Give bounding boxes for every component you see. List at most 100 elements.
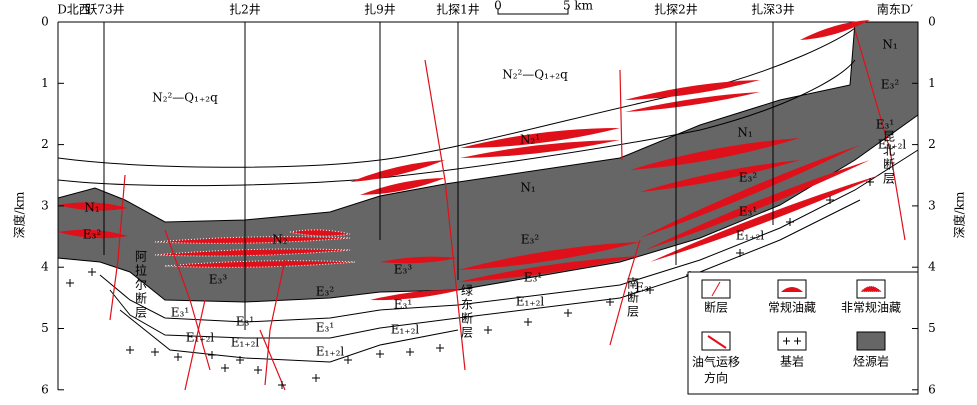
y-tick-label: 4 [41, 260, 49, 274]
reservoir [58, 229, 128, 239]
y-tick-label: 3 [41, 198, 49, 212]
formation-label: E₃³ [394, 263, 413, 277]
formation-label: E₃¹ [876, 118, 894, 132]
formation-label: E₃¹ [739, 205, 757, 219]
formation-label: E₁₊₂l [231, 336, 260, 350]
well-name: 扎探1井 [436, 3, 480, 17]
scale-label: 5 km [563, 0, 594, 13]
wells [103, 22, 774, 330]
formation-label: E₁₊₂l [316, 345, 345, 359]
y-tick-label: 0 [41, 15, 49, 29]
formation-label: N₁ [737, 126, 752, 140]
reservoirs [58, 20, 880, 301]
reservoir [630, 138, 800, 170]
formation-label: E₃² [83, 228, 102, 242]
y-tick-label: 6 [41, 382, 49, 396]
scale-label: 0 [494, 0, 502, 13]
basement-cross [524, 318, 532, 326]
y-tick-label: 5 [928, 321, 936, 335]
faults [109, 29, 906, 391]
y-tick-label: 5 [41, 321, 49, 335]
fault-label: 昆北断层 [882, 130, 896, 186]
well-name: 跃73井 [85, 3, 124, 17]
layer-line [57, 59, 856, 187]
basement-cross [606, 298, 614, 306]
formation-label: E₃¹ [316, 321, 334, 335]
scale-bar [497, 8, 569, 15]
basement-cross [484, 326, 492, 334]
formation-label: E₃² [881, 78, 900, 92]
basement-cross [312, 374, 320, 382]
reservoir [458, 242, 640, 270]
legend-label: 常规油藏 [768, 300, 816, 315]
formation-label: N₁ [520, 181, 535, 195]
basement-cross [564, 309, 572, 317]
reservoir [460, 140, 620, 158]
basement-cross [66, 279, 74, 287]
reservoir [350, 160, 445, 182]
formation-label: N₂¹ [520, 133, 540, 147]
reservoir [360, 178, 445, 195]
formation-label: E₃¹ [236, 315, 254, 329]
reservoir [640, 145, 860, 238]
unconventional-reservoir [289, 229, 351, 237]
basement-cross [646, 286, 654, 294]
y-tick-label: 1 [41, 76, 49, 90]
end-label: D北西 [57, 3, 91, 17]
basement-cross [826, 196, 834, 204]
y-tick-label: 2 [928, 137, 936, 151]
basement-cross [126, 346, 134, 354]
y-tick-label: 3 [928, 198, 936, 212]
legend-label: 非常规油藏 [841, 300, 901, 315]
axis-label: 深度/km [952, 191, 967, 238]
fault-label: 绿东断层 [460, 283, 474, 340]
y-tick-label: 2 [41, 137, 49, 151]
basement-cross [866, 178, 874, 186]
reservoir [645, 160, 870, 250]
basement-cross [151, 348, 159, 356]
formation-label: E₃² [521, 233, 540, 247]
formation-label: E₃¹ [394, 298, 412, 312]
formation-label: E₃³ [209, 273, 228, 287]
basement-cross [736, 249, 744, 257]
formation-label: E₃¹ [524, 271, 542, 285]
formation-label: E₃² [739, 171, 758, 185]
fault-label: 阿拉尔断层 [134, 250, 148, 320]
legend-label: 油气运移方向 [692, 354, 740, 385]
legend-label: 基岩 [780, 354, 804, 369]
formation-label: E₁₊₂l [186, 331, 215, 345]
unconventional-reservoir [154, 236, 351, 244]
reservoir [640, 160, 800, 192]
formation-label: E₁₊₂l [516, 295, 545, 309]
formation-label: N₁ [882, 38, 897, 52]
formation-label: N₂²—Q₁₊₂q [152, 91, 218, 105]
well-name: 扎深3井 [751, 3, 795, 17]
reservoir [370, 289, 460, 301]
basement-cross [236, 356, 244, 364]
y-tick-label: 6 [928, 382, 936, 396]
reservoir [380, 256, 458, 264]
layer-line [119, 309, 459, 363]
formation-label: E₃¹ [171, 306, 189, 320]
reservoir [650, 175, 880, 262]
legend-label: 断层 [704, 300, 728, 315]
basement-cross [436, 344, 444, 352]
reservoir [625, 92, 760, 112]
reservoir [625, 80, 760, 100]
formation-label: E₁₊₂l [878, 138, 907, 152]
basement-cross [344, 356, 352, 364]
reservoir [458, 256, 640, 282]
basement-cross [278, 381, 286, 389]
basement-cross [208, 351, 216, 359]
basement-cross [254, 366, 262, 374]
well-name: 扎探2井 [654, 3, 698, 17]
layer-line [109, 199, 861, 339]
y-tick-label: 1 [928, 76, 936, 90]
well-name: 扎2井 [229, 3, 261, 17]
basement-cross [174, 353, 182, 361]
y-tick-label: 0 [928, 15, 936, 29]
unconventional-reservoir [164, 260, 356, 268]
basement-cross [406, 348, 414, 356]
formation-label: N₂²—Q₁₊₂q [502, 68, 568, 82]
legend-label: 烃源岩 [853, 354, 889, 369]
____
» **Instructions to follow**: Reproduce every line of the listing above verbatim, leaving out the picture.

» **Task answer**:
Give bounding boxes for every component you see. List at most 100 elements.
y-tick-label: 4 [41, 260, 49, 274]
reservoir [58, 229, 128, 239]
y-tick-label: 3 [41, 198, 49, 212]
formation-label: E₃³ [394, 263, 413, 277]
formation-label: E₃¹ [876, 118, 894, 132]
formation-label: E₃¹ [739, 205, 757, 219]
formation-label: E₁₊₂l [231, 336, 260, 350]
well-name: 扎探1井 [436, 3, 480, 17]
scale-label: 5 km [563, 0, 594, 13]
wells [103, 22, 774, 330]
formation-label: E₁₊₂l [316, 345, 345, 359]
y-tick-label: 0 [41, 15, 49, 29]
formation-label: N₁ [737, 126, 752, 140]
reservoirs [58, 20, 880, 301]
reservoir [630, 138, 800, 170]
formation-label: E₃² [83, 228, 102, 242]
y-tick-label: 6 [41, 382, 49, 396]
scale-label: 0 [494, 0, 502, 13]
basement-cross [524, 318, 532, 326]
y-tick-label: 5 [928, 321, 936, 335]
faults [109, 29, 906, 391]
y-tick-label: 5 [41, 321, 49, 335]
fault-label: 昆北断层 [882, 130, 896, 186]
well-name: 跃73井 [85, 3, 124, 17]
layer-line [57, 59, 856, 187]
basement-cross [606, 298, 614, 306]
formation-label: E₃¹ [316, 321, 334, 335]
scale-bar [497, 8, 569, 15]
basement-cross [484, 326, 492, 334]
formation-label: E₃² [881, 78, 900, 92]
basement-cross [312, 374, 320, 382]
reservoir [458, 242, 640, 270]
legend-label: 常规油藏 [768, 300, 816, 315]
formation-label: N₁ [520, 181, 535, 195]
basement-cross [564, 309, 572, 317]
reservoir [460, 140, 620, 158]
basement-cross [66, 279, 74, 287]
reservoir [350, 160, 445, 182]
formation-label: N₂¹ [520, 133, 540, 147]
reservoir [360, 178, 445, 195]
formation-label: E₃¹ [236, 315, 254, 329]
reservoir [640, 145, 860, 238]
unconventional-reservoir [289, 229, 351, 237]
basement-cross [646, 286, 654, 294]
y-tick-label: 1 [41, 76, 49, 90]
end-label: D北西 [57, 3, 91, 17]
basement-cross [826, 196, 834, 204]
y-tick-label: 2 [928, 137, 936, 151]
basement-cross [126, 346, 134, 354]
y-tick-label: 3 [928, 198, 936, 212]
legend-label: 非常规油藏 [841, 300, 901, 315]
axis-label: 深度/km [952, 191, 967, 238]
fault-label: 绿东断层 [460, 283, 474, 340]
y-tick-label: 2 [41, 137, 49, 151]
basement-cross [866, 178, 874, 186]
reservoir [645, 160, 870, 250]
basement-cross [151, 348, 159, 356]
formation-label: E₃² [521, 233, 540, 247]
formation-label: E₃¹ [394, 298, 412, 312]
formation-label: E₃³ [209, 273, 228, 287]
basement-cross [736, 249, 744, 257]
formation-label: E₃¹ [524, 271, 542, 285]
formation-label: E₃² [739, 171, 758, 185]
fault-label: 阿拉尔断层 [134, 250, 148, 320]
legend-label: 油气运移方向 [692, 354, 740, 385]
legend-label: 基岩 [780, 354, 804, 369]
formation-label: E₁₊₂l [186, 331, 215, 345]
unconventional-reservoir [154, 236, 351, 244]
reservoir [640, 160, 800, 192]
formation-label: E₁₊₂l [516, 295, 545, 309]
formation-label: N₁ [882, 38, 897, 52]
formation-label: N₂²—Q₁₊₂q [152, 91, 218, 105]
well-name: 扎深3井 [751, 3, 795, 17]
reservoir [370, 289, 460, 301]
basement-cross [236, 356, 244, 364]
y-tick-label: 6 [928, 382, 936, 396]
reservoir [380, 256, 458, 264]
layer-line [119, 309, 459, 363]
formation-label: E₃¹ [171, 306, 189, 320]
reservoir [650, 175, 880, 262]
legend-label: 断层 [704, 300, 728, 315]
basement-cross [436, 344, 444, 352]
reservoir [625, 92, 760, 112]
reservoir [625, 80, 760, 100]
formation-label: E₁₊₂l [878, 138, 907, 152]
basement-cross [344, 356, 352, 364]
reservoir [458, 256, 640, 282]
basement-cross [278, 381, 286, 389]
basement-cross [208, 351, 216, 359]
basement-cross [254, 366, 262, 374]
well-name: 扎探2井 [654, 3, 698, 17]
layer-line [109, 199, 861, 339]
y-tick-label: 1 [928, 76, 936, 90]
well-name: 扎2井 [229, 3, 261, 17]
basement-cross [174, 353, 182, 361]
y-tick-label: 0 [928, 15, 936, 29]
unconventional-reservoir [164, 260, 356, 268]
basement-cross [406, 348, 414, 356]
formation-label: N₂²—Q₁₊₂q [502, 68, 568, 82]
legend-label: 烃源岩 [853, 354, 889, 369]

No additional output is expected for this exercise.